> [THE TASK] Return every line below exactly.

> [RECORDS FOR PROCESSING]
╔══

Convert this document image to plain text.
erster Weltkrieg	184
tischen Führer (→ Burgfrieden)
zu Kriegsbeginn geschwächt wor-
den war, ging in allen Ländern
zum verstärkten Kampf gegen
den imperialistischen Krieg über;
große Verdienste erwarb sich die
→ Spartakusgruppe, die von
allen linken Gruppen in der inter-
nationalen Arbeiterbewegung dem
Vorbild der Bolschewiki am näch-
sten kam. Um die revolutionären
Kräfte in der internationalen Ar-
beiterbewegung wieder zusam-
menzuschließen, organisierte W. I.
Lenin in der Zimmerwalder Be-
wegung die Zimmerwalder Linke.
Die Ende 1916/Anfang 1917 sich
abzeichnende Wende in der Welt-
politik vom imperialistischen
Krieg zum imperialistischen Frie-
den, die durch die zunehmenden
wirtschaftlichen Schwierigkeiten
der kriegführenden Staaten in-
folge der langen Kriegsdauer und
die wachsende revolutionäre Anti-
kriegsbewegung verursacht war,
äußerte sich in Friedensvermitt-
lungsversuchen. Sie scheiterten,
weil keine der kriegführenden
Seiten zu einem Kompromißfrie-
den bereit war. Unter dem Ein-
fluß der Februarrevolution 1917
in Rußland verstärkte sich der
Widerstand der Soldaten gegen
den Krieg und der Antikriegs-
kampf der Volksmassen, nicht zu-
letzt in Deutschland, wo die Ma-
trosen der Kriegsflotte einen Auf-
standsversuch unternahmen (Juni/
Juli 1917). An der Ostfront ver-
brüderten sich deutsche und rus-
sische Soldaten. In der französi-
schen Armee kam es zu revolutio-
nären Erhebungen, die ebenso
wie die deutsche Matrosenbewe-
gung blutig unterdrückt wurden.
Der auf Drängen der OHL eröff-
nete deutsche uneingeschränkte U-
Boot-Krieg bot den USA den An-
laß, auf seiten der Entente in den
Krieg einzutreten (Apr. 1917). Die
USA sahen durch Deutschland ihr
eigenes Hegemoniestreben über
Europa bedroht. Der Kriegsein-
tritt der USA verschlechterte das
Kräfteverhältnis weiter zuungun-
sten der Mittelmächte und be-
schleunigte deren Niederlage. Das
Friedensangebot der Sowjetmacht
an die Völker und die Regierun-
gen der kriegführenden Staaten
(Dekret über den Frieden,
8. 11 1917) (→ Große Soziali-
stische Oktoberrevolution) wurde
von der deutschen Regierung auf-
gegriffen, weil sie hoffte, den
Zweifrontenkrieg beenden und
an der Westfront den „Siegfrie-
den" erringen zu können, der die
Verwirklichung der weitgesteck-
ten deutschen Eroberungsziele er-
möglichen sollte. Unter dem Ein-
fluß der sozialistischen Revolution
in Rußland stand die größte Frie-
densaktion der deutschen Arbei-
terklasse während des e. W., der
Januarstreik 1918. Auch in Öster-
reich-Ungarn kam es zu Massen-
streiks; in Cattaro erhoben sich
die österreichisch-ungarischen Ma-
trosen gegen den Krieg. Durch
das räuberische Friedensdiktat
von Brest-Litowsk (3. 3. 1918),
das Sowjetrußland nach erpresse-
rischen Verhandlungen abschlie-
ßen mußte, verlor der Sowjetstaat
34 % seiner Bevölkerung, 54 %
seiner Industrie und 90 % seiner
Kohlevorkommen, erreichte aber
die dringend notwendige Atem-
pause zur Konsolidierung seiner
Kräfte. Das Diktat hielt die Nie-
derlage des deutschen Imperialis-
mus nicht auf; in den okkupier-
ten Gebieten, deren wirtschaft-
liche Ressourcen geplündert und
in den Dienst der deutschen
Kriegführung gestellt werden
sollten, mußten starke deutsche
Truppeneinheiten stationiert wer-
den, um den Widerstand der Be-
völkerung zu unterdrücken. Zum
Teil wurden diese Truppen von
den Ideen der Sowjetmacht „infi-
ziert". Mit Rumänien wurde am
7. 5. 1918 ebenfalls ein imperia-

╚══

> [RESULT OF THE EXERCISE]
Convert this document image to plain text.
erster Weltkrieg	184
tischen Führer (→ Burgfrieden)
zu Kriegsbeginn geschwächt wor-
den war, ging in allen Ländern
zum verstärkten Kampf gegen
den imperialistischen Krieg über;
große Verdienste erwarb sich die
→ Spartakusgruppe, die von
allen linken Gruppen in der inter-
nationalen Arbeiterbewegung dem
Vorbild der Bolschewiki am näch-
sten kam. Um die revolutionären
Kräfte in der internationalen Ar-
beiterbewegung wieder zusam-
menzuschließen, organisierte W. I.
Lenin in der Zimmerwalder Be-
wegung die Zimmerwalder Linke.
Die Ende 1916/Anfang 1917 sich
abzeichnende Wende in der Welt-
politik vom imperialistischen
Krieg zum imperialistischen Frie-
den, die durch die zunehmenden
wirtschaftlichen Schwierigkeiten
der kriegführenden Staaten in-
folge der langen Kriegsdauer und
die wachsende revolutionäre Anti-
kriegsbewegung verursacht war,
äußerte sich in Friedensvermitt-
lungsversuchen. Sie scheiterten,
weil keine der kriegführenden
Seiten zu einem Kompromißfrie-
den bereit war. Unter dem Ein-
fluß der Februarrevolution 1917
in Rußland verstärkte sich der
Widerstand der Soldaten gegen
den Krieg und der Antikriegs-
kampf der Volksmassen, nicht zu-
letzt in Deutschland, wo die Ma-
trosen der Kriegsflotte einen Auf-
standsversuch unternahmen (Juni/
Juli 1917). An der Ostfront ver-
brüderten sich deutsche und rus-
sische Soldaten. In der französi-
schen Armee kam es zu revolutio-
nären Erhebungen, die ebenso
wie die deutsche Matrosenbewe-
gung blutig unterdrückt wurden.
Der auf Drängen der OHL eröff-
nete deutsche uneingeschränkte U-
Boot-Krieg bot den USA den An-
laß, auf seiten der Entente in den
Krieg einzutreten (Apr. 1917). Die
USA sahen durch Deutschland ihr
eigenes Hegemoniestreben über
Europa bedroht. Der Kriegsein-
tritt der USA verschlechterte das
Kräfteverhältnis weiter zuungun-
sten der Mittelmächte und be-
schleunigte deren Niederlage. Das
Friedensangebot der Sowjetmacht
an die Völker und die Regierun-
gen der kriegführenden Staaten
(Dekret über den Frieden,
8. 11 1917) (→ Große Soziali-
stische Oktoberrevolution) wurde
von der deutschen Regierung auf-
gegriffen, weil sie hoffte, den
Zweifrontenkrieg beenden und
an der Westfront den „Siegfrie-
den" erringen zu können, der die
Verwirklichung der weitgesteck-
ten deutschen Eroberungsziele er-
möglichen sollte. Unter dem Ein-
fluß der sozialistischen Revolution
in Rußland stand die größte Frie-
densaktion der deutschen Arbei-
terklasse während des e. W., der
Januarstreik 1918. Auch in Öster-
reich-Ungarn kam es zu Massen-
streiks; in Cattaro erhoben sich
die österreichisch-ungarischen Ma-
trosen gegen den Krieg. Durch
das räuberische Friedensdiktat
von Brest-Litowsk (3. 3. 1918),
das Sowjetrußland nach erpresse-
rischen Verhandlungen abschlie-
ßen mußte, verlor der Sowjetstaat
34 % seiner Bevölkerung, 54 %
seiner Industrie und 90 % seiner
Kohlevorkommen, erreichte aber
die dringend notwendige Atem-
pause zur Konsolidierung seiner
Kräfte. Das Diktat hielt die Nie-
derlage des deutschen Imperialis-
mus nicht auf; in den okkupier-
ten Gebieten, deren wirtschaft-
liche Ressourcen geplündert und
in den Dienst der deutschen
Kriegführung gestellt werden
sollten, mußten starke deutsche
Truppeneinheiten stationiert wer-
den, um den Widerstand der Be-
völkerung zu unterdrücken. Zum
Teil wurden diese Truppen von
den Ideen der Sowjetmacht „infi-
ziert". Mit Rumänien wurde am
7. 5. 1918 ebenfalls ein imperia-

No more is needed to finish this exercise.